- [Goal of the exercise]
Could you copy exactly the lines from the one containing "Give me the" through the last line of the records below, leaving out any pictures?

- [Data shown]
__________________________________________________
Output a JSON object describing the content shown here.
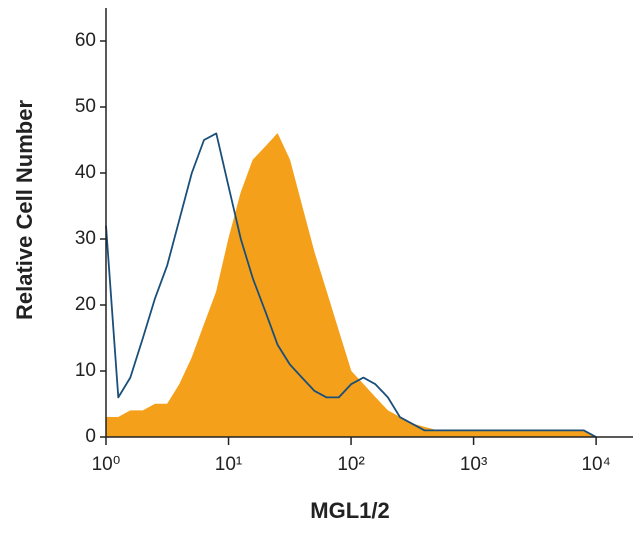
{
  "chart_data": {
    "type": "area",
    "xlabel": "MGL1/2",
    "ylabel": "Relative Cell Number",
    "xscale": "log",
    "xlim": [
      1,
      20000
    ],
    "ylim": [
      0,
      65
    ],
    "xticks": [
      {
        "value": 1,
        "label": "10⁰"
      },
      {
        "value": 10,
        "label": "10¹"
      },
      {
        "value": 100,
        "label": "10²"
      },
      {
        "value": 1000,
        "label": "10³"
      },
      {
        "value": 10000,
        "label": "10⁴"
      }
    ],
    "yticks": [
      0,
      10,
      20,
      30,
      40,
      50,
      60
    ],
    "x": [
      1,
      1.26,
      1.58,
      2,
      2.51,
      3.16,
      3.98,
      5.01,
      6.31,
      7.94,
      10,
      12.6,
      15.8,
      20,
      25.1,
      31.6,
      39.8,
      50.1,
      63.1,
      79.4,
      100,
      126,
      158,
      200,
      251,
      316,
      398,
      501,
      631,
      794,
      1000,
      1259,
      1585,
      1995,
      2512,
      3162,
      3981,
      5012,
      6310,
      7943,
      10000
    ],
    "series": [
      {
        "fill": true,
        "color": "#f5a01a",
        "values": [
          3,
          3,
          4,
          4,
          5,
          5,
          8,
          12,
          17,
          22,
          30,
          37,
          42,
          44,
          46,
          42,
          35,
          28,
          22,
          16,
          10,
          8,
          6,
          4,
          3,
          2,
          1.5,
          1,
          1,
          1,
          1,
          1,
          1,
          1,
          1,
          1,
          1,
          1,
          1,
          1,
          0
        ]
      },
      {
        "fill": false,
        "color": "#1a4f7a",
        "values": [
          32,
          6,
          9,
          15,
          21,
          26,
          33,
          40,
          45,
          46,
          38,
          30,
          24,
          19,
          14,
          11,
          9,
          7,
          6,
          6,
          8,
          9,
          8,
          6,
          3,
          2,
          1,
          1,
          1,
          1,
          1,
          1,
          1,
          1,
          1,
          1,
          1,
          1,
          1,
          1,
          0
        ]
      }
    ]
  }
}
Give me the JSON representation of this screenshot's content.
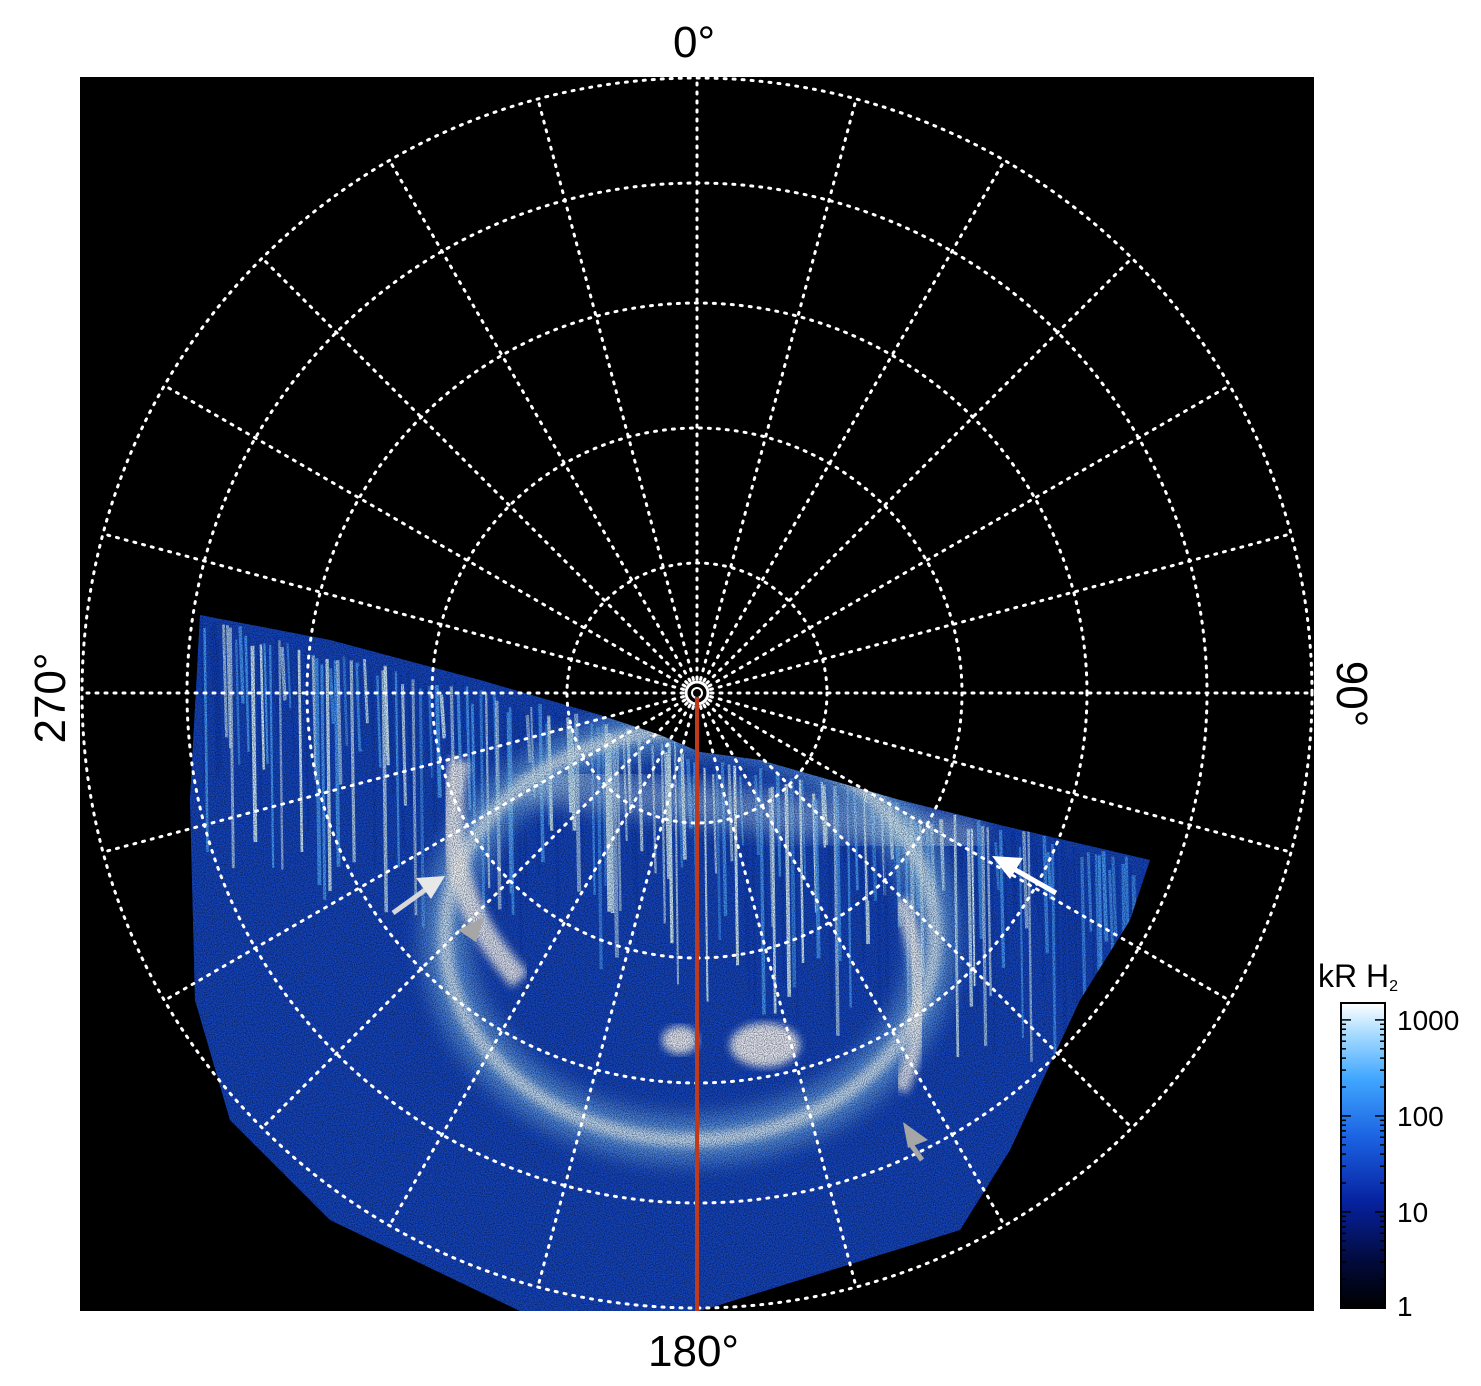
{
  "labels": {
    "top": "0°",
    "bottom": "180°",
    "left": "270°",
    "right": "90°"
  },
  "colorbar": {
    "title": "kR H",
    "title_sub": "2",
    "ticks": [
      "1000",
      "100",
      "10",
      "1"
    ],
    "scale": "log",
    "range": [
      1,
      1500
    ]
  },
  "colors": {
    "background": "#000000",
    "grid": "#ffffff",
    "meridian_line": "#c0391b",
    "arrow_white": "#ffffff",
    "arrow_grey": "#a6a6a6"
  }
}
__________________________________________________
- [Exercise answer]
Give me the JSON representation of this screenshot's content.
{
  "labels": {
    "top": "0°",
    "bottom": "180°",
    "left": "270°",
    "right": "90°"
  },
  "colorbar": {
    "title": "kR H",
    "title_sub": "2",
    "ticks": [
      "1000",
      "100",
      "10",
      "1"
    ],
    "scale": "log",
    "range": [
      1,
      1500
    ]
  },
  "colors": {
    "background": "#000000",
    "grid": "#ffffff",
    "meridian_line": "#c0391b",
    "arrow_white": "#ffffff",
    "arrow_grey": "#a6a6a6"
  }
}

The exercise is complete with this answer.